### Instructions to follow
An exact copy of all the data is required, with pictures left out.

### The records
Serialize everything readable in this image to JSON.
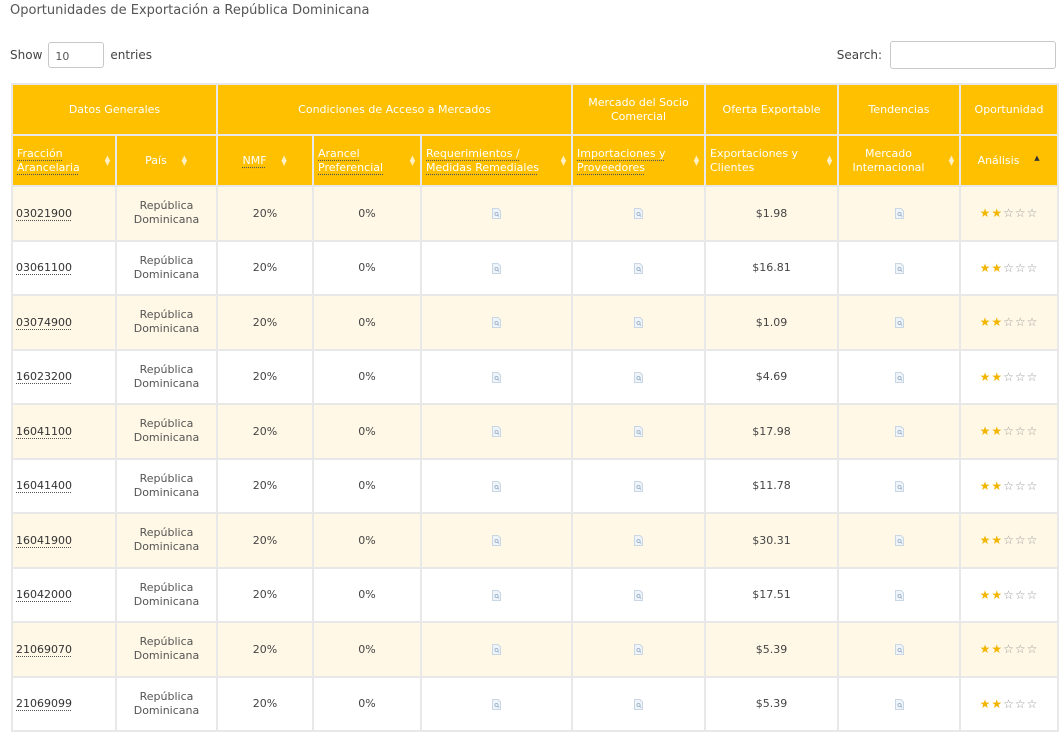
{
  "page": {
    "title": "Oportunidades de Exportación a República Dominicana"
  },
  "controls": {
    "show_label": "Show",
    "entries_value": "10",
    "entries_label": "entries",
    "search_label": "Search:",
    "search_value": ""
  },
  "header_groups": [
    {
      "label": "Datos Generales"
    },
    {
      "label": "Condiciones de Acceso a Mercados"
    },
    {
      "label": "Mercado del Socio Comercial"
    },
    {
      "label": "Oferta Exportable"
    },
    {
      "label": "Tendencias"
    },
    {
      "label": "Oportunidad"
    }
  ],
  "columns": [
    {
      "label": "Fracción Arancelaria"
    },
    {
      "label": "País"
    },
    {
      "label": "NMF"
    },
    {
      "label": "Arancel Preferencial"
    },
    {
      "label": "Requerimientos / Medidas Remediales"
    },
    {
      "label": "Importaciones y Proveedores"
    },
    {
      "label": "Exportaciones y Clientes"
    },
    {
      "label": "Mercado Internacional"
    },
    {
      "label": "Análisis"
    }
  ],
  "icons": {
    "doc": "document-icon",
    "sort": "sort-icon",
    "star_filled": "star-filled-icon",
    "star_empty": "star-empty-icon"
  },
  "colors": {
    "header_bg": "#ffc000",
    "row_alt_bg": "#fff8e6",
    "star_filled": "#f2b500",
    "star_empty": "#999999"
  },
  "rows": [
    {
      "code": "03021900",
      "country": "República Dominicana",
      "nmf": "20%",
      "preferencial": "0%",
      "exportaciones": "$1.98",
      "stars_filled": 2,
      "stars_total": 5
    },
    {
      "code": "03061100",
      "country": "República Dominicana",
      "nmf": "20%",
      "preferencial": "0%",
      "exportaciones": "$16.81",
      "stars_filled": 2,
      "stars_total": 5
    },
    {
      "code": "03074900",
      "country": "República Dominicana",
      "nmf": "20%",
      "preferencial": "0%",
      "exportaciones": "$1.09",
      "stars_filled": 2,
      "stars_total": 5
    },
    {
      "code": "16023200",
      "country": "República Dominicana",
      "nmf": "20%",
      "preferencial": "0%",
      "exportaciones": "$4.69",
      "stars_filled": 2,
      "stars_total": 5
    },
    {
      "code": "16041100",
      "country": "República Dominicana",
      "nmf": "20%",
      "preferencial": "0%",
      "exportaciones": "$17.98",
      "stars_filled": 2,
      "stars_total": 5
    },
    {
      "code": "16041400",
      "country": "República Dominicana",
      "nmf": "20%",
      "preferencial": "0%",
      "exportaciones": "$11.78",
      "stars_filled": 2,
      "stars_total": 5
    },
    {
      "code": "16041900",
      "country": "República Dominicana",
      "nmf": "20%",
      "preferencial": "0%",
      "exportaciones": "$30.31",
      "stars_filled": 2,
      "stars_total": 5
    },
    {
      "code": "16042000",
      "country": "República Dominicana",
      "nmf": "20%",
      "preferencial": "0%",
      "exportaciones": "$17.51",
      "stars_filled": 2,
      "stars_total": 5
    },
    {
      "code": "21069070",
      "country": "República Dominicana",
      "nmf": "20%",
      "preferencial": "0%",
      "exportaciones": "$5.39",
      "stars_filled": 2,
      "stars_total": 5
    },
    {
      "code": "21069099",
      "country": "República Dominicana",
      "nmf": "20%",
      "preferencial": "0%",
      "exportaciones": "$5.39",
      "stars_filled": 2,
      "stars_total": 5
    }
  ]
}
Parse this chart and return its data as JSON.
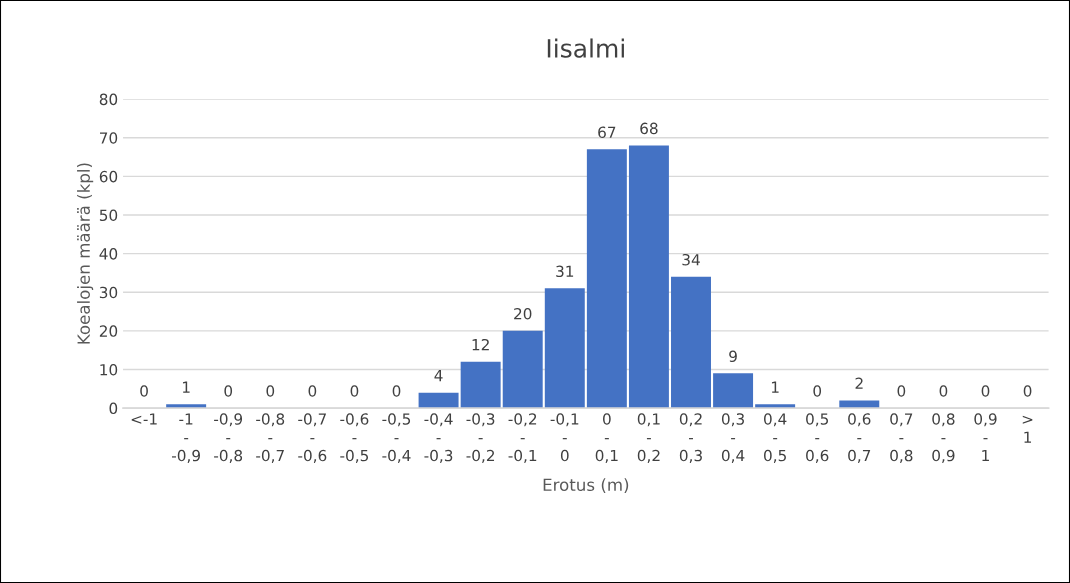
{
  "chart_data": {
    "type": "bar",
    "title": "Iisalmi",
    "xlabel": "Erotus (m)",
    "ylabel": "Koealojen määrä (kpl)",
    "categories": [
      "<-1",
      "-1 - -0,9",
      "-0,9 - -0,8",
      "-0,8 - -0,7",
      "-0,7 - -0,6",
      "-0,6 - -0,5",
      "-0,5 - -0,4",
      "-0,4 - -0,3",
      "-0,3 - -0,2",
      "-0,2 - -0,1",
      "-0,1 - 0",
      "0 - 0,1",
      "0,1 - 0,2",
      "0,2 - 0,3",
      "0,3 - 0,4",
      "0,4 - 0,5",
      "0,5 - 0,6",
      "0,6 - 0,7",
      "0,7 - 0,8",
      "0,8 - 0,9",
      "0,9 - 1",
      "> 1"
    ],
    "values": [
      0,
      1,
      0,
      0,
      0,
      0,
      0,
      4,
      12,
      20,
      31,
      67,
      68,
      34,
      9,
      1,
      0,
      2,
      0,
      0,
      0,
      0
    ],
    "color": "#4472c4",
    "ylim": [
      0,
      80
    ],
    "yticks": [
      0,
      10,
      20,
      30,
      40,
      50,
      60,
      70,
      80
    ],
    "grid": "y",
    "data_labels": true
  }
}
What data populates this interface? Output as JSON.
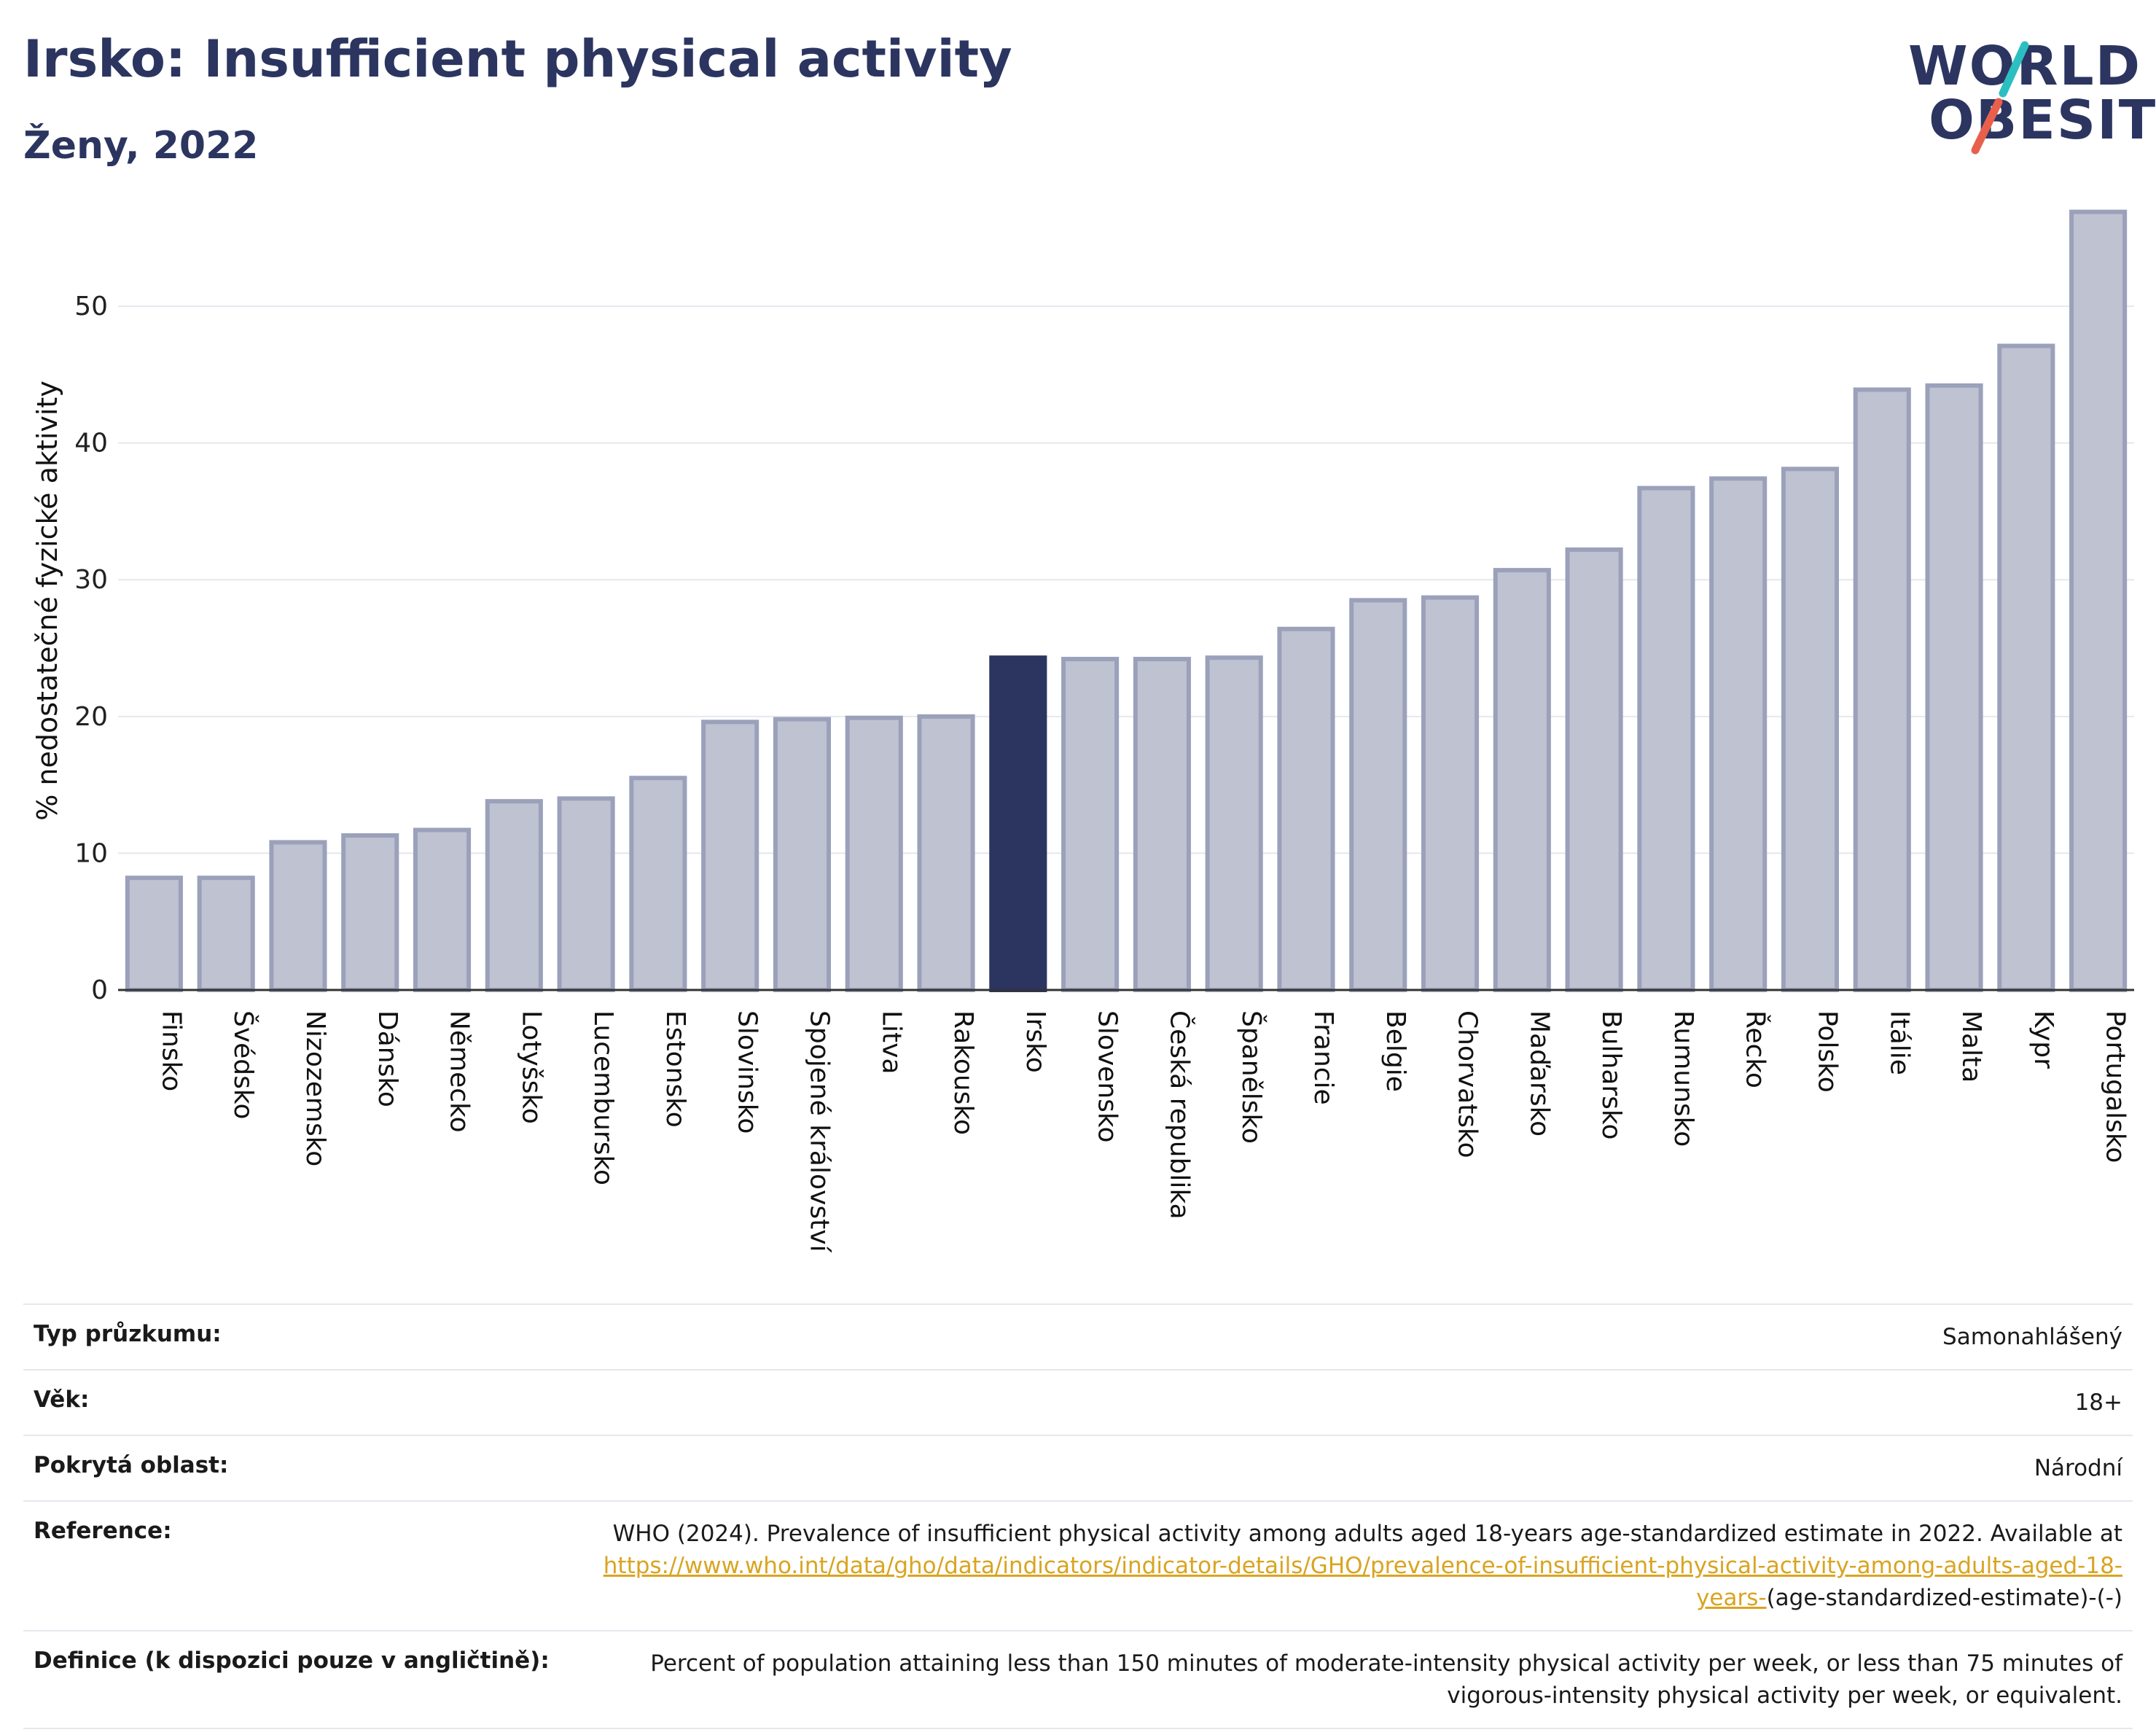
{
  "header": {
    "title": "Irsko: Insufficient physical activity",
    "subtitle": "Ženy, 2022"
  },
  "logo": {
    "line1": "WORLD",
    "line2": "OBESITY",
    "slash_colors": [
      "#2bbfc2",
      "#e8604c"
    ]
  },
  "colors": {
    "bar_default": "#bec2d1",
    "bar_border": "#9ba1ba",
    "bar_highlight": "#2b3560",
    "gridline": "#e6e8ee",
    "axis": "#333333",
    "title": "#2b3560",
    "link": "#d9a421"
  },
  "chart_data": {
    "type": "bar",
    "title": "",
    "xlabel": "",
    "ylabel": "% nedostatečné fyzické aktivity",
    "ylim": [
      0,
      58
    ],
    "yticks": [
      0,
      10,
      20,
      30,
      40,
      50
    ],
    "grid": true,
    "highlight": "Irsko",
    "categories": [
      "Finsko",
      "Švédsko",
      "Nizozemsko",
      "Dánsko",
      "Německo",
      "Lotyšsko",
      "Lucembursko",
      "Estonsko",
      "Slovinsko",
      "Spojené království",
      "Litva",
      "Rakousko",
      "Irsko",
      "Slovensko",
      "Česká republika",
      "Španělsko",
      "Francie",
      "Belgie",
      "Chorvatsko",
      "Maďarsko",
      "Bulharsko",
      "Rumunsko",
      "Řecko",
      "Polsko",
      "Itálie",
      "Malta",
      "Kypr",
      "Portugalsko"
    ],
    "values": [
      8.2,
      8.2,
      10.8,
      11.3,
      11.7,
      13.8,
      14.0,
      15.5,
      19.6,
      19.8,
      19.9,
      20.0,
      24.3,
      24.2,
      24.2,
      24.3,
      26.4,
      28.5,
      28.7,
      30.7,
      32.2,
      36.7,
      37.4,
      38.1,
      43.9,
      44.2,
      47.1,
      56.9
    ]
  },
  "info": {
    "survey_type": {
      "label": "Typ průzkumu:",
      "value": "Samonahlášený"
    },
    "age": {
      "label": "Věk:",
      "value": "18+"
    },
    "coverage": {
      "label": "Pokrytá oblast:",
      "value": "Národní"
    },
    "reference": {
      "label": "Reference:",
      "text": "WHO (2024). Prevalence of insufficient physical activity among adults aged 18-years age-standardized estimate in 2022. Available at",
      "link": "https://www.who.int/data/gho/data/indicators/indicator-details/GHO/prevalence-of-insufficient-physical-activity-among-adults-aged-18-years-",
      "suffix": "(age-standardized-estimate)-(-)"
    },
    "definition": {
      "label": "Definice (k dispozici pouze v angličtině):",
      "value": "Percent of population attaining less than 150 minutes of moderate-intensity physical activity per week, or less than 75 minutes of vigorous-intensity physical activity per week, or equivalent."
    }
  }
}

### Correct output
Serialize everything readable in this image to JSON.
{
  "page": {
    "title": "Oportunidades de Exportación a República Dominicana"
  },
  "controls": {
    "show_label": "Show",
    "entries_value": "10",
    "entries_label": "entries",
    "search_label": "Search:",
    "search_value": ""
  },
  "header_groups": [
    {
      "label": "Datos Generales"
    },
    {
      "label": "Condiciones de Acceso a Mercados"
    },
    {
      "label": "Mercado del Socio Comercial"
    },
    {
      "label": "Oferta Exportable"
    },
    {
      "label": "Tendencias"
    },
    {
      "label": "Oportunidad"
    }
  ],
  "columns": [
    {
      "label": "Fracción Arancelaria"
    },
    {
      "label": "País"
    },
    {
      "label": "NMF"
    },
    {
      "label": "Arancel Preferencial"
    },
    {
      "label": "Requerimientos / Medidas Remediales"
    },
    {
      "label": "Importaciones y Proveedores"
    },
    {
      "label": "Exportaciones y Clientes"
    },
    {
      "label": "Mercado Internacional"
    },
    {
      "label": "Análisis"
    }
  ],
  "icons": {
    "doc": "document-icon",
    "sort": "sort-icon",
    "star_filled": "star-filled-icon",
    "star_empty": "star-empty-icon"
  },
  "colors": {
    "header_bg": "#ffc000",
    "row_alt_bg": "#fff8e6",
    "star_filled": "#f2b500",
    "star_empty": "#999999"
  },
  "rows": [
    {
      "code": "03021900",
      "country": "República Dominicana",
      "nmf": "20%",
      "preferencial": "0%",
      "exportaciones": "$1.98",
      "stars_filled": 2,
      "stars_total": 5
    },
    {
      "code": "03061100",
      "country": "República Dominicana",
      "nmf": "20%",
      "preferencial": "0%",
      "exportaciones": "$16.81",
      "stars_filled": 2,
      "stars_total": 5
    },
    {
      "code": "03074900",
      "country": "República Dominicana",
      "nmf": "20%",
      "preferencial": "0%",
      "exportaciones": "$1.09",
      "stars_filled": 2,
      "stars_total": 5
    },
    {
      "code": "16023200",
      "country": "República Dominicana",
      "nmf": "20%",
      "preferencial": "0%",
      "exportaciones": "$4.69",
      "stars_filled": 2,
      "stars_total": 5
    },
    {
      "code": "16041100",
      "country": "República Dominicana",
      "nmf": "20%",
      "preferencial": "0%",
      "exportaciones": "$17.98",
      "stars_filled": 2,
      "stars_total": 5
    },
    {
      "code": "16041400",
      "country": "República Dominicana",
      "nmf": "20%",
      "preferencial": "0%",
      "exportaciones": "$11.78",
      "stars_filled": 2,
      "stars_total": 5
    },
    {
      "code": "16041900",
      "country": "República Dominicana",
      "nmf": "20%",
      "preferencial": "0%",
      "exportaciones": "$30.31",
      "stars_filled": 2,
      "stars_total": 5
    },
    {
      "code": "16042000",
      "country": "República Dominicana",
      "nmf": "20%",
      "preferencial": "0%",
      "exportaciones": "$17.51",
      "stars_filled": 2,
      "stars_total": 5
    },
    {
      "code": "21069070",
      "country": "República Dominicana",
      "nmf": "20%",
      "preferencial": "0%",
      "exportaciones": "$5.39",
      "stars_filled": 2,
      "stars_total": 5
    },
    {
      "code": "21069099",
      "country": "República Dominicana",
      "nmf": "20%",
      "preferencial": "0%",
      "exportaciones": "$5.39",
      "stars_filled": 2,
      "stars_total": 5
    }
  ]
}
Parse this chart and return its data as JSON.
{
  "chart_data": {
    "type": "bar",
    "title": "Iisalmi",
    "xlabel": "Erotus (m)",
    "ylabel": "Koealojen määrä (kpl)",
    "categories": [
      "<-1",
      "-1 - -0,9",
      "-0,9 - -0,8",
      "-0,8 - -0,7",
      "-0,7 - -0,6",
      "-0,6 - -0,5",
      "-0,5 - -0,4",
      "-0,4 - -0,3",
      "-0,3 - -0,2",
      "-0,2 - -0,1",
      "-0,1 - 0",
      "0 - 0,1",
      "0,1 - 0,2",
      "0,2 - 0,3",
      "0,3 - 0,4",
      "0,4 - 0,5",
      "0,5 - 0,6",
      "0,6 - 0,7",
      "0,7 - 0,8",
      "0,8 - 0,9",
      "0,9 - 1",
      "> 1"
    ],
    "values": [
      0,
      1,
      0,
      0,
      0,
      0,
      0,
      4,
      12,
      20,
      31,
      67,
      68,
      34,
      9,
      1,
      0,
      2,
      0,
      0,
      0,
      0
    ],
    "color": "#4472c4",
    "ylim": [
      0,
      80
    ],
    "yticks": [
      0,
      10,
      20,
      30,
      40,
      50,
      60,
      70,
      80
    ],
    "grid": "y",
    "data_labels": true
  }
}
What data populates this interface? Output as JSON.
{
  "header": {
    "title": "Irsko: Insufficient physical activity",
    "subtitle": "Ženy, 2022"
  },
  "logo": {
    "line1": "WORLD",
    "line2": "OBESITY",
    "slash_colors": [
      "#2bbfc2",
      "#e8604c"
    ]
  },
  "colors": {
    "bar_default": "#bec2d1",
    "bar_border": "#9ba1ba",
    "bar_highlight": "#2b3560",
    "gridline": "#e6e8ee",
    "axis": "#333333",
    "title": "#2b3560",
    "link": "#d9a421"
  },
  "chart_data": {
    "type": "bar",
    "title": "",
    "xlabel": "",
    "ylabel": "% nedostatečné fyzické aktivity",
    "ylim": [
      0,
      58
    ],
    "yticks": [
      0,
      10,
      20,
      30,
      40,
      50
    ],
    "grid": true,
    "highlight": "Irsko",
    "categories": [
      "Finsko",
      "Švédsko",
      "Nizozemsko",
      "Dánsko",
      "Německo",
      "Lotyšsko",
      "Lucembursko",
      "Estonsko",
      "Slovinsko",
      "Spojené království",
      "Litva",
      "Rakousko",
      "Irsko",
      "Slovensko",
      "Česká republika",
      "Španělsko",
      "Francie",
      "Belgie",
      "Chorvatsko",
      "Maďarsko",
      "Bulharsko",
      "Rumunsko",
      "Řecko",
      "Polsko",
      "Itálie",
      "Malta",
      "Kypr",
      "Portugalsko"
    ],
    "values": [
      8.2,
      8.2,
      10.8,
      11.3,
      11.7,
      13.8,
      14.0,
      15.5,
      19.6,
      19.8,
      19.9,
      20.0,
      24.3,
      24.2,
      24.2,
      24.3,
      26.4,
      28.5,
      28.7,
      30.7,
      32.2,
      36.7,
      37.4,
      38.1,
      43.9,
      44.2,
      47.1,
      56.9
    ]
  },
  "info": {
    "survey_type": {
      "label": "Typ průzkumu:",
      "value": "Samonahlášený"
    },
    "age": {
      "label": "Věk:",
      "value": "18+"
    },
    "coverage": {
      "label": "Pokrytá oblast:",
      "value": "Národní"
    },
    "reference": {
      "label": "Reference:",
      "text": "WHO (2024). Prevalence of insufficient physical activity among adults aged 18-years age-standardized estimate in 2022. Available at",
      "link": "https://www.who.int/data/gho/data/indicators/indicator-details/GHO/prevalence-of-insufficient-physical-activity-among-adults-aged-18-years-",
      "suffix": "(age-standardized-estimate)-(-)"
    },
    "definition": {
      "label": "Definice (k dispozici pouze v angličtině):",
      "value": "Percent of population attaining less than 150 minutes of moderate-intensity physical activity per week, or less than 75 minutes of vigorous-intensity physical activity per week, or equivalent."
    }
  }
}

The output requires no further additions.